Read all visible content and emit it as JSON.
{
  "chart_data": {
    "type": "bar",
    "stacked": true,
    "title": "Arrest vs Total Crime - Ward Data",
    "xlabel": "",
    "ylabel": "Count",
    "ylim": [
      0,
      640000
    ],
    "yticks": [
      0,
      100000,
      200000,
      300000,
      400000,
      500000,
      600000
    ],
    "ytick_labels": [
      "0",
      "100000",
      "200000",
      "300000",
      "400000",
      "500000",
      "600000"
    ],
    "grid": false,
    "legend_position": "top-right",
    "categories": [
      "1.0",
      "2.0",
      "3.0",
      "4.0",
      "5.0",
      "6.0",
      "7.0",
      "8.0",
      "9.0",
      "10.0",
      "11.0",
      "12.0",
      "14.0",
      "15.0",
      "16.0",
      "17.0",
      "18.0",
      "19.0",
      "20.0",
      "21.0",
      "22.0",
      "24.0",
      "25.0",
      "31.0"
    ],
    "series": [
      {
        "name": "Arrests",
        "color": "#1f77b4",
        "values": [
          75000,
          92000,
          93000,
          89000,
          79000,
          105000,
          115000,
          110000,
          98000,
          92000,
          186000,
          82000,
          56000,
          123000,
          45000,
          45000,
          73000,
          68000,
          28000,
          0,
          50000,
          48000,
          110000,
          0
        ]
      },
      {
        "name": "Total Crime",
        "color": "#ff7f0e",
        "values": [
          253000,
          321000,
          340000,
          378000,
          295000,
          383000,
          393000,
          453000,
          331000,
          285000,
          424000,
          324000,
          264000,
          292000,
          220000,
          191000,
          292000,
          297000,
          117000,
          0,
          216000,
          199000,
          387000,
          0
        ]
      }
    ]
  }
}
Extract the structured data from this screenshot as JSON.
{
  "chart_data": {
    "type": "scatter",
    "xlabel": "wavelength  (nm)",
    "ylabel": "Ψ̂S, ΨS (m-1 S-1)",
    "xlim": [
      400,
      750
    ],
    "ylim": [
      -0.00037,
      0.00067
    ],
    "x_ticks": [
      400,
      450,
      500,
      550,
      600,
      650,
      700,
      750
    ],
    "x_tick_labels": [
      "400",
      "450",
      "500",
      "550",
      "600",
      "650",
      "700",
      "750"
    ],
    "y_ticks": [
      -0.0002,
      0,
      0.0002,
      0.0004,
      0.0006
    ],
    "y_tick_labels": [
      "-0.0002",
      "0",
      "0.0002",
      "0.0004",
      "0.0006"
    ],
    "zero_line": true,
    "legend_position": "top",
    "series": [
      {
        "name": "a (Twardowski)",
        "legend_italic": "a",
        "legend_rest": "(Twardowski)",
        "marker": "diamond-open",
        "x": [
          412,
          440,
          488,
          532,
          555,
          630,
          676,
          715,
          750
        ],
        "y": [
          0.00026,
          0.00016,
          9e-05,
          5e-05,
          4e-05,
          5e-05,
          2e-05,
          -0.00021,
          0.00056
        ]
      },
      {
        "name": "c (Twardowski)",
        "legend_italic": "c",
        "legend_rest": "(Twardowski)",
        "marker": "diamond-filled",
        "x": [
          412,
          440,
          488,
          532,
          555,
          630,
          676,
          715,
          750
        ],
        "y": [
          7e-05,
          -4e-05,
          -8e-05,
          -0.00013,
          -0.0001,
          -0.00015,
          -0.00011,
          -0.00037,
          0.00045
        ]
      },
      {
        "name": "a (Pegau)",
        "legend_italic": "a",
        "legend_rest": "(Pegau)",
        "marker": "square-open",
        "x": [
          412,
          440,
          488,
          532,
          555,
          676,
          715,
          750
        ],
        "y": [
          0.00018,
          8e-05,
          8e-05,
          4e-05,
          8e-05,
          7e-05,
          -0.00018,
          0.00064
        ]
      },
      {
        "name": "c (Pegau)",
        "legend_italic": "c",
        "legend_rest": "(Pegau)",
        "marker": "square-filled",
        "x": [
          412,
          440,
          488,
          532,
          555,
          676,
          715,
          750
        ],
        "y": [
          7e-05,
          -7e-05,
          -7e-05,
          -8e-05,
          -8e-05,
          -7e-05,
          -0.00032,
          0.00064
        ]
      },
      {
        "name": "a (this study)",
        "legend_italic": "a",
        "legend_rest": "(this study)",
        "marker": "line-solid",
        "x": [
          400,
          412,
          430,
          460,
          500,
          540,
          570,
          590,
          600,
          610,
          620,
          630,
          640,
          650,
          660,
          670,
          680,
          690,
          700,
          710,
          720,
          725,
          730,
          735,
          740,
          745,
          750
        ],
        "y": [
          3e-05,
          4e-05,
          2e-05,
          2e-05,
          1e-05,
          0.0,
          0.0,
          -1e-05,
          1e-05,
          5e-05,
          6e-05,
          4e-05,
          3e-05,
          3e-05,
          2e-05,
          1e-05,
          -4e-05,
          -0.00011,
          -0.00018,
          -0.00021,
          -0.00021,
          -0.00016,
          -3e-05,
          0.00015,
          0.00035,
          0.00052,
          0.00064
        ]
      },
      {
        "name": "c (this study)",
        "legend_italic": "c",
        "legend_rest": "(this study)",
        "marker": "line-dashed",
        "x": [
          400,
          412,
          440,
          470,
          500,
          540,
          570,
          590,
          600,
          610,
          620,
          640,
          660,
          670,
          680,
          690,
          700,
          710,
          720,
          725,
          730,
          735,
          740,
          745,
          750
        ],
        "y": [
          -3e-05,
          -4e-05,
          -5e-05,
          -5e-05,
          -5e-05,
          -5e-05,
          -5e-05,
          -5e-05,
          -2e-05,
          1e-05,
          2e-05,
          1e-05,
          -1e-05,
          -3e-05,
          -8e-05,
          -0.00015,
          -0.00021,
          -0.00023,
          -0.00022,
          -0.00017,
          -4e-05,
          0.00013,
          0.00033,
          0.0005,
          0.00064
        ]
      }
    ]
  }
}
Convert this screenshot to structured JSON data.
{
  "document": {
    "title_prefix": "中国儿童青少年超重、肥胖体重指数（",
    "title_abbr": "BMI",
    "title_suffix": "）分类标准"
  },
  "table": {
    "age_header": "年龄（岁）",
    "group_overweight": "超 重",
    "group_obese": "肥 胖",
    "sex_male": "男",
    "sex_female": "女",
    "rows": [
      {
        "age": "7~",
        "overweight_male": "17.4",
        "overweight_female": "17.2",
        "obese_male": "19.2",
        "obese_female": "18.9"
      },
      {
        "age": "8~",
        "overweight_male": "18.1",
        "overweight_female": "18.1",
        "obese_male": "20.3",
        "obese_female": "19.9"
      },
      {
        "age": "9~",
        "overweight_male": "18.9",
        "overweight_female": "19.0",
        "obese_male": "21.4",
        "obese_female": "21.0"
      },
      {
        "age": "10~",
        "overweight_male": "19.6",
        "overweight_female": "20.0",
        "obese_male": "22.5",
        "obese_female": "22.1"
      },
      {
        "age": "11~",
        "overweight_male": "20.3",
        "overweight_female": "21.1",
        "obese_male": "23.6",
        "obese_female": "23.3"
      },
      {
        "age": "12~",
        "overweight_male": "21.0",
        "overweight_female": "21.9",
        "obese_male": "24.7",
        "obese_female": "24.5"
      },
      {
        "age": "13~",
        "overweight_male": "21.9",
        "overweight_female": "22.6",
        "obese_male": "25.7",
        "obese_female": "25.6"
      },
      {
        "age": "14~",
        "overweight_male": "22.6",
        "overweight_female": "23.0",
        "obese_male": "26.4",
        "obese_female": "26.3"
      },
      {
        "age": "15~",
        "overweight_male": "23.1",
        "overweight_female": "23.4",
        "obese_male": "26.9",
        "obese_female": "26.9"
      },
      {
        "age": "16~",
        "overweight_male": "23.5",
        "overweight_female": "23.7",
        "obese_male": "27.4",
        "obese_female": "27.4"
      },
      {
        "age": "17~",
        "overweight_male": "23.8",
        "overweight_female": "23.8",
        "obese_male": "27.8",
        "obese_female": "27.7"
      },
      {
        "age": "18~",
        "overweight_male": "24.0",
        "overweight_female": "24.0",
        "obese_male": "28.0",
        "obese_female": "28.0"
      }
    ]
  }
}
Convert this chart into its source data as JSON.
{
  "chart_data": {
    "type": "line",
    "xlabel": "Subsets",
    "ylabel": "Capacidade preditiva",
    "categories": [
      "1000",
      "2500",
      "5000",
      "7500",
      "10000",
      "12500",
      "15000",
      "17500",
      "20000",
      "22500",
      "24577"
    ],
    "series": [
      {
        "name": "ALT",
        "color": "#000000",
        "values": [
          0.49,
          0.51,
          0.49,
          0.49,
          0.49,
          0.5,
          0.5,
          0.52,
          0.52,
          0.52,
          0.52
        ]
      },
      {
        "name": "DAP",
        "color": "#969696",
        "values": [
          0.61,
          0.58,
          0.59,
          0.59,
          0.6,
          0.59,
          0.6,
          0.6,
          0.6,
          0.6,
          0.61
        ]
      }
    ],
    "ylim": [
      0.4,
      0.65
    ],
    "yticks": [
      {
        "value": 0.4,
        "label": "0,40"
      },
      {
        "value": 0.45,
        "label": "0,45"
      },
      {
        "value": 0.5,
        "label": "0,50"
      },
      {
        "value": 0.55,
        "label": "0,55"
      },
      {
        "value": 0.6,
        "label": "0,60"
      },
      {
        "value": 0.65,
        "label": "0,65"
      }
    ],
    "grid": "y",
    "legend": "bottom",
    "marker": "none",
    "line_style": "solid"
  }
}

────────────────

*AIM OF THE EXERCISE*. Only the number is needed: state how many lines in the listing contain "xlabel".

*COMPLETED TASK*. 3